EXERCISE TEXT:
______________________________

[OT] web assembly memory model

Richard (Rikki) Andrew Cattermole richard at cattermole.co.nz
Sun Jan 4 06:05:12 UTC 2026


On 04/01/2026 6:28 PM, Walter Bright wrote:
> On 1/3/2026 7:30 PM, Richard (Rikki) Andrew Cattermole wrote:
>>> I don't see why calls to `new` cannot be redirected to whatever WASM 
>>> does?
>>
>> You can't do pointer arithmetic with WasmGC.
>> No subtraction, no getting pointers to fields, nothing like that.
>> That is the GC offering currently.
> 
> ```
> struct S { int a; }
> S* s = new S();
> s.a = 3;
> ```
> 
> What's the problem?

Loading and storing fields work.

But this doesn't when using the Wasm GC:

``int* ptr = &s.a;``

Or this:

```d
func(s.a);
void func(ref int);
```

>> For the linear memory, its a memory mapper only, sbrk.

______________________________

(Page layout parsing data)

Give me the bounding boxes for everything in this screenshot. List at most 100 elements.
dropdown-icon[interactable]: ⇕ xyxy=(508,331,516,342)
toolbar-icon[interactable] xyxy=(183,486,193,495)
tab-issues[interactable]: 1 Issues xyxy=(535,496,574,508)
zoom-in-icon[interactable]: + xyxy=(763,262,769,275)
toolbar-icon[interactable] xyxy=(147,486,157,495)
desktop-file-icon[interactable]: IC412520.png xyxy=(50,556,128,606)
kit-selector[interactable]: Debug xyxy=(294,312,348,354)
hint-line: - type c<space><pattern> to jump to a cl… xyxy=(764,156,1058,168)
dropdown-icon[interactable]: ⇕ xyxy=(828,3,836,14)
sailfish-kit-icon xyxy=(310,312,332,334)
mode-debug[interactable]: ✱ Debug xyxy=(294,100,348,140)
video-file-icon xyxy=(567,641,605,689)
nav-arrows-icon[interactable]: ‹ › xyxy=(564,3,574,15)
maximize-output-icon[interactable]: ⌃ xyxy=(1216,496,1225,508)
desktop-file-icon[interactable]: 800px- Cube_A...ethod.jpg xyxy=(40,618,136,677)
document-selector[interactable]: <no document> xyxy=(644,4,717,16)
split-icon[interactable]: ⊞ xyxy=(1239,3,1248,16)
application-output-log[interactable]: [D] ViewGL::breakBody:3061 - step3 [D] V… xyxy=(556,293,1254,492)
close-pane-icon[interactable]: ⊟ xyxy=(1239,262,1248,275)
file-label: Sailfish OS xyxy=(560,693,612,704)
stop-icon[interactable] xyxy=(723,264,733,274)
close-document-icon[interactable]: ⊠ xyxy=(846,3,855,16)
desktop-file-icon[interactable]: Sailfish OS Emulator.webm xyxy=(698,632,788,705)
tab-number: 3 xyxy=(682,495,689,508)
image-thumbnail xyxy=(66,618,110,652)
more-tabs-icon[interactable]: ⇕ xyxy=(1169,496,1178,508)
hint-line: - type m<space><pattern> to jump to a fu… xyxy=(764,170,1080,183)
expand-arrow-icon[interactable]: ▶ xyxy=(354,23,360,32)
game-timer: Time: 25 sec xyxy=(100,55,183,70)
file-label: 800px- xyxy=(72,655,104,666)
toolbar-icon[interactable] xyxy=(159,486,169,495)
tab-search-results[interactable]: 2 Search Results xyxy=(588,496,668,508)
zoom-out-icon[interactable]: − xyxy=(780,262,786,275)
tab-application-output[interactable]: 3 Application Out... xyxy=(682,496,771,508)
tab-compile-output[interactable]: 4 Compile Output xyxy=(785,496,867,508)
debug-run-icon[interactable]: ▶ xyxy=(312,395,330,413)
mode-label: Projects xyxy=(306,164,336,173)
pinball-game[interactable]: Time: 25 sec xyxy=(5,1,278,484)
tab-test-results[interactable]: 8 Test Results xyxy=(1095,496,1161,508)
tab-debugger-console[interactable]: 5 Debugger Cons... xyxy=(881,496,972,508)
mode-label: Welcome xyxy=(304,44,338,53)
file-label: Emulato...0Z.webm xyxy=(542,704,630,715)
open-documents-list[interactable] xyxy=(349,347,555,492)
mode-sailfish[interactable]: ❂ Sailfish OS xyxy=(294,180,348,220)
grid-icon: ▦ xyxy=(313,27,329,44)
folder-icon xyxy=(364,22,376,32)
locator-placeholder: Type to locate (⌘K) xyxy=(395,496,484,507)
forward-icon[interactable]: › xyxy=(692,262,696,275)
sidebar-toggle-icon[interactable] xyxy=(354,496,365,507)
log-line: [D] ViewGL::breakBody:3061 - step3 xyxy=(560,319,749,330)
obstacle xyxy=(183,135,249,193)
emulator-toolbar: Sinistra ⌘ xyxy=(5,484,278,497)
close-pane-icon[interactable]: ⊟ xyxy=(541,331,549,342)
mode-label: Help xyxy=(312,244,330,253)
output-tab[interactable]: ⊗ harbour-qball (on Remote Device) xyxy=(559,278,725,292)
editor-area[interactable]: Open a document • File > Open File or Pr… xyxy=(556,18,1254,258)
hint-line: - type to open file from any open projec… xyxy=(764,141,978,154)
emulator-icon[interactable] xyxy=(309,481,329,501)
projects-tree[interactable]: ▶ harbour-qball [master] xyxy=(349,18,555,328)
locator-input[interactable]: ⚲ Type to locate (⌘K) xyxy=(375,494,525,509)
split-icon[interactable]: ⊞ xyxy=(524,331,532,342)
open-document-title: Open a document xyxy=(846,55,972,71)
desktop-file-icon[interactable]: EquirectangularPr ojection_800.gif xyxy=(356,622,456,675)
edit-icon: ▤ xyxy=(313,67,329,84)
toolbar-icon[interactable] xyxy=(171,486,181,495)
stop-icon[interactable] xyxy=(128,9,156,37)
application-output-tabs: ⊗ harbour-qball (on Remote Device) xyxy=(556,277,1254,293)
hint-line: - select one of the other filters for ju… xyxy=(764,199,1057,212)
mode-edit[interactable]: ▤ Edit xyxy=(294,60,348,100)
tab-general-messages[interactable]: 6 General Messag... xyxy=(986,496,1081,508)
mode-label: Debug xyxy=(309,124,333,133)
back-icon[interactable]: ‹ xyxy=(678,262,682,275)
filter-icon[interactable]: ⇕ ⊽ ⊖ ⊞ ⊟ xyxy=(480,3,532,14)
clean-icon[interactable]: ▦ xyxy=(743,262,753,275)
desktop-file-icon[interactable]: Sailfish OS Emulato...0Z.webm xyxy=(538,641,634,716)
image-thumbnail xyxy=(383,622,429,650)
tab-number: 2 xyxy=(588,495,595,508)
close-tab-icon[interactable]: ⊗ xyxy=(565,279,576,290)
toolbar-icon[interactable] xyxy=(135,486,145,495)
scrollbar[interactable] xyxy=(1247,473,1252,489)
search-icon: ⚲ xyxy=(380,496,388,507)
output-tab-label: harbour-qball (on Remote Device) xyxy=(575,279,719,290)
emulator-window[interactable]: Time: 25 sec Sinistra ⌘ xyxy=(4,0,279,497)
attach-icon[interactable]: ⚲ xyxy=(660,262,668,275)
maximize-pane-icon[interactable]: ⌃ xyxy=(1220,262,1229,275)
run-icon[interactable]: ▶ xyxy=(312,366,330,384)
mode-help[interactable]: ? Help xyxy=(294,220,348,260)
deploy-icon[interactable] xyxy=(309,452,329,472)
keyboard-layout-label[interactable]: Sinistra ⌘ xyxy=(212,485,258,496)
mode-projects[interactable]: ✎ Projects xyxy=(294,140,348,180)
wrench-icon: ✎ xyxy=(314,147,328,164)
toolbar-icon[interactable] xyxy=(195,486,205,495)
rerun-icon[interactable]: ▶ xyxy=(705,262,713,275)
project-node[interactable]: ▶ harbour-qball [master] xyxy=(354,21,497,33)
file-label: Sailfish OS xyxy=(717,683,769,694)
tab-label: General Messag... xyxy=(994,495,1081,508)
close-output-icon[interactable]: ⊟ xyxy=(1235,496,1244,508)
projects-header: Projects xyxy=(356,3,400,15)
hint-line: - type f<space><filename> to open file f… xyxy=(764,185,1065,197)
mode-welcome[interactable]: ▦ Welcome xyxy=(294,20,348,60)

______________________________

TASK SET:
1. In the message about the WebAssembly memory model, what does the writer say cannot be done with WasmGC?
2. Translate this sentence from the message about the WebAssembly memory model into Spanish: "Loading and storing fields work."
3. Write out the message about the WebAssembly memory model from "Richard (Rikki) Andrew Cattermole richard" up to and including "GC offering currently.".

ANSWER SECTION:
1. Pointer arithmetic cannot be done with WasmGC.

2. La carga y el almacenamiento de campos funcionan.

3.
Richard (Rikki) Andrew Cattermole richard at cattermole.co.nz
Sun Jan 4 06:05:12 UTC 2026


On 04/01/2026 6:28 PM, Walter Bright wrote:
> On 1/3/2026 7:30 PM, Richard (Rikki) Andrew Cattermole wrote:
>>> I don't see why calls to `new` cannot be redirected to whatever WASM 
>>> does?
>>
>> You can't do pointer arithmetic with WasmGC.
>> No subtraction, no getting pointers to fields, nothing like that.
>> That is the GC offering currently.